What the task asks => All entries are to be given again verbatim.

Excerpted data =>

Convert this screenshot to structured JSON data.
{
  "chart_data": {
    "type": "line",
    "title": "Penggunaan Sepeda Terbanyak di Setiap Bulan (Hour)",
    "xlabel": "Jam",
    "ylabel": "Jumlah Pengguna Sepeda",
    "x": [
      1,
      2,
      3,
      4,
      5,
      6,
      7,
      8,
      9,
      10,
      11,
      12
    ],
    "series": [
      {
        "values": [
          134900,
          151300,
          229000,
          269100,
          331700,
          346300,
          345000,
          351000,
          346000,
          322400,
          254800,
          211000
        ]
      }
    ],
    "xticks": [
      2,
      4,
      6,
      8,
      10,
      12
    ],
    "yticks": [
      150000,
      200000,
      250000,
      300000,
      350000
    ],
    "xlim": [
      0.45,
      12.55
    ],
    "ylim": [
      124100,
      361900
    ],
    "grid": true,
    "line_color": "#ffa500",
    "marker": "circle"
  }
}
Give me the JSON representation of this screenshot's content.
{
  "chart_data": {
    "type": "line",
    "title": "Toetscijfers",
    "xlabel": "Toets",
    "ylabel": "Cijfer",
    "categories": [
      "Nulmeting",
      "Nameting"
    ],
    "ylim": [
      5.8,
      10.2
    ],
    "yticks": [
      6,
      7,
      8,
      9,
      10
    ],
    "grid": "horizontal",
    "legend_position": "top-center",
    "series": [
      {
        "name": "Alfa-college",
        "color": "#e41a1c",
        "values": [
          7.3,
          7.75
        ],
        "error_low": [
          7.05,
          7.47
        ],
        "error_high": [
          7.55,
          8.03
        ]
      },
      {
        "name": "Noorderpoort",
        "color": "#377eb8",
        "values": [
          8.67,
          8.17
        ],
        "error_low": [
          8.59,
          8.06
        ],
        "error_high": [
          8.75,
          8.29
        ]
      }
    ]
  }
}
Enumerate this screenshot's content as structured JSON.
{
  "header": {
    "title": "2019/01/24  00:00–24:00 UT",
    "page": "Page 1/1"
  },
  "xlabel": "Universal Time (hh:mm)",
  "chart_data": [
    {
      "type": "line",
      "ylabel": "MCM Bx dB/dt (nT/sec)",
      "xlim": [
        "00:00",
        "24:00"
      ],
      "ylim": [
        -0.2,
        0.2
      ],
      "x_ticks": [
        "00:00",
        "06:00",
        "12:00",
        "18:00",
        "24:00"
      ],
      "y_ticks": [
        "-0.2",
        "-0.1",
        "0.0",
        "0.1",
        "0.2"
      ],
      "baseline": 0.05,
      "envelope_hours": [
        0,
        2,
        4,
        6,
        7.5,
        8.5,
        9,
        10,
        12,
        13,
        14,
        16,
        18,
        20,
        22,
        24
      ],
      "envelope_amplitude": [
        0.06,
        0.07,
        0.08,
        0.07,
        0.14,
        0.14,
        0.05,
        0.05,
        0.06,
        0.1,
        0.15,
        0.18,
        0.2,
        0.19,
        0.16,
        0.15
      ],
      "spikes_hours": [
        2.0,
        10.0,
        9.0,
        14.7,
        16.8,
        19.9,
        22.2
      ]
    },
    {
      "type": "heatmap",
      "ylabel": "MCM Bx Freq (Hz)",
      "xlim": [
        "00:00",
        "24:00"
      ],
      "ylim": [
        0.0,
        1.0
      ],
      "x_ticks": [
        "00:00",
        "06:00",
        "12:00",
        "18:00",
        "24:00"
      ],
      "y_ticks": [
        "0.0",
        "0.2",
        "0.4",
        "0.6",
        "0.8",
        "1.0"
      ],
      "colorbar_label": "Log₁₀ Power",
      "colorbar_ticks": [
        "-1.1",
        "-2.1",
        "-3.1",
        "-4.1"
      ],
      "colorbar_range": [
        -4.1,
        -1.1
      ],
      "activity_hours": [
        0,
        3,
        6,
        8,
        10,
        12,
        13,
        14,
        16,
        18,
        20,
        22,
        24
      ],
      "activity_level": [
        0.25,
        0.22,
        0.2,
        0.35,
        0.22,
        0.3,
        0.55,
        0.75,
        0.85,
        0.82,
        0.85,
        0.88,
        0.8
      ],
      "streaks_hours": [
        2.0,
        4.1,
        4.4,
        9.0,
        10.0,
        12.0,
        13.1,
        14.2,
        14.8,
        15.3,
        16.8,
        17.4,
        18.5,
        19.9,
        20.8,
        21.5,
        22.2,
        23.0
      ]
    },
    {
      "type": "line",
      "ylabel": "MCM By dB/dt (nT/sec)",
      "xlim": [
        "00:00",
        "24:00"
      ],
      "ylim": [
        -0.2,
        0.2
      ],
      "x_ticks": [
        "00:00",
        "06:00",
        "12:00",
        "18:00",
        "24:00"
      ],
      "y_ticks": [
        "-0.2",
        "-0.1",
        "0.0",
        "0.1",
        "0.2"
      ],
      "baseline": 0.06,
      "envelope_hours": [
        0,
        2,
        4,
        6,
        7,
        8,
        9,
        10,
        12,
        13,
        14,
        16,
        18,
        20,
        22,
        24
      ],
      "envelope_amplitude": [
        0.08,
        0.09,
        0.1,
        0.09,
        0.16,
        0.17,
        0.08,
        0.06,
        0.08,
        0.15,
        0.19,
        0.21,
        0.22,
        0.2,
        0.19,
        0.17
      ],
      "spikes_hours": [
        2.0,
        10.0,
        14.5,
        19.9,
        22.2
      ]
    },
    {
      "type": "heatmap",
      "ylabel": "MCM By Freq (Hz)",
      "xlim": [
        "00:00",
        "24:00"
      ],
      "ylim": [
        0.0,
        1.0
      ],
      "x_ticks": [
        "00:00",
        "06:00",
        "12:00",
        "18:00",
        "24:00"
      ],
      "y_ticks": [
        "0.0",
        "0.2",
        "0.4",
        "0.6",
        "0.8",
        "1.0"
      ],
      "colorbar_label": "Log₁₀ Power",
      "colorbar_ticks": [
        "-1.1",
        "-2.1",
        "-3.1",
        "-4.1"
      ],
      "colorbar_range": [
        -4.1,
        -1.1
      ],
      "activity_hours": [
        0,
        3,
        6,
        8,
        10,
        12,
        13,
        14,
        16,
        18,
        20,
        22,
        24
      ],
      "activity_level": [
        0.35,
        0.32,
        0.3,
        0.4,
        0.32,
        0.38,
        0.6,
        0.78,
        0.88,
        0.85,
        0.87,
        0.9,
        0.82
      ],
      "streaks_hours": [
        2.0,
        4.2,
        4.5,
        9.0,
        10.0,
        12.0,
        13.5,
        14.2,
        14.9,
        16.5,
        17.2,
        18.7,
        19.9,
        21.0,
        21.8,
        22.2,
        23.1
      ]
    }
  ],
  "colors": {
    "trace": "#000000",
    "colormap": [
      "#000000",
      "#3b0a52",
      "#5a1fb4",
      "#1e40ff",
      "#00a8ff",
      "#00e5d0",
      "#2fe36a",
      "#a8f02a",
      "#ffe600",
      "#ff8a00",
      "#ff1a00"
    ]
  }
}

Result for this task =>
Convert this screenshot to structured JSON data.
{
  "chart_data": {
    "type": "line",
    "title": "Penggunaan Sepeda Terbanyak di Setiap Bulan (Hour)",
    "xlabel": "Jam",
    "ylabel": "Jumlah Pengguna Sepeda",
    "x": [
      1,
      2,
      3,
      4,
      5,
      6,
      7,
      8,
      9,
      10,
      11,
      12
    ],
    "series": [
      {
        "values": [
          134900,
          151300,
          229000,
          269100,
          331700,
          346300,
          345000,
          351000,
          346000,
          322400,
          254800,
          211000
        ]
      }
    ],
    "xticks": [
      2,
      4,
      6,
      8,
      10,
      12
    ],
    "yticks": [
      150000,
      200000,
      250000,
      300000,
      350000
    ],
    "xlim": [
      0.45,
      12.55
    ],
    "ylim": [
      124100,
      361900
    ],
    "grid": true,
    "line_color": "#ffa500",
    "marker": "circle"
  }
}
Give me the JSON representation of this screenshot's content.
{
  "chart_data": {
    "type": "line",
    "title": "Toetscijfers",
    "xlabel": "Toets",
    "ylabel": "Cijfer",
    "categories": [
      "Nulmeting",
      "Nameting"
    ],
    "ylim": [
      5.8,
      10.2
    ],
    "yticks": [
      6,
      7,
      8,
      9,
      10
    ],
    "grid": "horizontal",
    "legend_position": "top-center",
    "series": [
      {
        "name": "Alfa-college",
        "color": "#e41a1c",
        "values": [
          7.3,
          7.75
        ],
        "error_low": [
          7.05,
          7.47
        ],
        "error_high": [
          7.55,
          8.03
        ]
      },
      {
        "name": "Noorderpoort",
        "color": "#377eb8",
        "values": [
          8.67,
          8.17
        ],
        "error_low": [
          8.59,
          8.06
        ],
        "error_high": [
          8.75,
          8.29
        ]
      }
    ]
  }
}
Enumerate this screenshot's content as structured JSON.
{
  "header": {
    "title": "2019/01/24  00:00–24:00 UT",
    "page": "Page 1/1"
  },
  "xlabel": "Universal Time (hh:mm)",
  "chart_data": [
    {
      "type": "line",
      "ylabel": "MCM Bx dB/dt (nT/sec)",
      "xlim": [
        "00:00",
        "24:00"
      ],
      "ylim": [
        -0.2,
        0.2
      ],
      "x_ticks": [
        "00:00",
        "06:00",
        "12:00",
        "18:00",
        "24:00"
      ],
      "y_ticks": [
        "-0.2",
        "-0.1",
        "0.0",
        "0.1",
        "0.2"
      ],
      "baseline": 0.05,
      "envelope_hours": [
        0,
        2,
        4,
        6,
        7.5,
        8.5,
        9,
        10,
        12,
        13,
        14,
        16,
        18,
        20,
        22,
        24
      ],
      "envelope_amplitude": [
        0.06,
        0.07,
        0.08,
        0.07,
        0.14,
        0.14,
        0.05,
        0.05,
        0.06,
        0.1,
        0.15,
        0.18,
        0.2,
        0.19,
        0.16,
        0.15
      ],
      "spikes_hours": [
        2.0,
        10.0,
        9.0,
        14.7,
        16.8,
        19.9,
        22.2
      ]
    },
    {
      "type": "heatmap",
      "ylabel": "MCM Bx Freq (Hz)",
      "xlim": [
        "00:00",
        "24:00"
      ],
      "ylim": [
        0.0,
        1.0
      ],
      "x_ticks": [
        "00:00",
        "06:00",
        "12:00",
        "18:00",
        "24:00"
      ],
      "y_ticks": [
        "0.0",
        "0.2",
        "0.4",
        "0.6",
        "0.8",
        "1.0"
      ],
      "colorbar_label": "Log₁₀ Power",
      "colorbar_ticks": [
        "-1.1",
        "-2.1",
        "-3.1",
        "-4.1"
      ],
      "colorbar_range": [
        -4.1,
        -1.1
      ],
      "activity_hours": [
        0,
        3,
        6,
        8,
        10,
        12,
        13,
        14,
        16,
        18,
        20,
        22,
        24
      ],
      "activity_level": [
        0.25,
        0.22,
        0.2,
        0.35,
        0.22,
        0.3,
        0.55,
        0.75,
        0.85,
        0.82,
        0.85,
        0.88,
        0.8
      ],
      "streaks_hours": [
        2.0,
        4.1,
        4.4,
        9.0,
        10.0,
        12.0,
        13.1,
        14.2,
        14.8,
        15.3,
        16.8,
        17.4,
        18.5,
        19.9,
        20.8,
        21.5,
        22.2,
        23.0
      ]
    },
    {
      "type": "line",
      "ylabel": "MCM By dB/dt (nT/sec)",
      "xlim": [
        "00:00",
        "24:00"
      ],
      "ylim": [
        -0.2,
        0.2
      ],
      "x_ticks": [
        "00:00",
        "06:00",
        "12:00",
        "18:00",
        "24:00"
      ],
      "y_ticks": [
        "-0.2",
        "-0.1",
        "0.0",
        "0.1",
        "0.2"
      ],
      "baseline": 0.06,
      "envelope_hours": [
        0,
        2,
        4,
        6,
        7,
        8,
        9,
        10,
        12,
        13,
        14,
        16,
        18,
        20,
        22,
        24
      ],
      "envelope_amplitude": [
        0.08,
        0.09,
        0.1,
        0.09,
        0.16,
        0.17,
        0.08,
        0.06,
        0.08,
        0.15,
        0.19,
        0.21,
        0.22,
        0.2,
        0.19,
        0.17
      ],
      "spikes_hours": [
        2.0,
        10.0,
        14.5,
        19.9,
        22.2
      ]
    },
    {
      "type": "heatmap",
      "ylabel": "MCM By Freq (Hz)",
      "xlim": [
        "00:00",
        "24:00"
      ],
      "ylim": [
        0.0,
        1.0
      ],
      "x_ticks": [
        "00:00",
        "06:00",
        "12:00",
        "18:00",
        "24:00"
      ],
      "y_ticks": [
        "0.0",
        "0.2",
        "0.4",
        "0.6",
        "0.8",
        "1.0"
      ],
      "colorbar_label": "Log₁₀ Power",
      "colorbar_ticks": [
        "-1.1",
        "-2.1",
        "-3.1",
        "-4.1"
      ],
      "colorbar_range": [
        -4.1,
        -1.1
      ],
      "activity_hours": [
        0,
        3,
        6,
        8,
        10,
        12,
        13,
        14,
        16,
        18,
        20,
        22,
        24
      ],
      "activity_level": [
        0.35,
        0.32,
        0.3,
        0.4,
        0.32,
        0.38,
        0.6,
        0.78,
        0.88,
        0.85,
        0.87,
        0.9,
        0.82
      ],
      "streaks_hours": [
        2.0,
        4.2,
        4.5,
        9.0,
        10.0,
        12.0,
        13.5,
        14.2,
        14.9,
        16.5,
        17.2,
        18.7,
        19.9,
        21.0,
        21.8,
        22.2,
        23.1
      ]
    }
  ],
  "colors": {
    "trace": "#000000",
    "colormap": [
      "#000000",
      "#3b0a52",
      "#5a1fb4",
      "#1e40ff",
      "#00a8ff",
      "#00e5d0",
      "#2fe36a",
      "#a8f02a",
      "#ffe600",
      "#ff8a00",
      "#ff1a00"
    ]
  }
}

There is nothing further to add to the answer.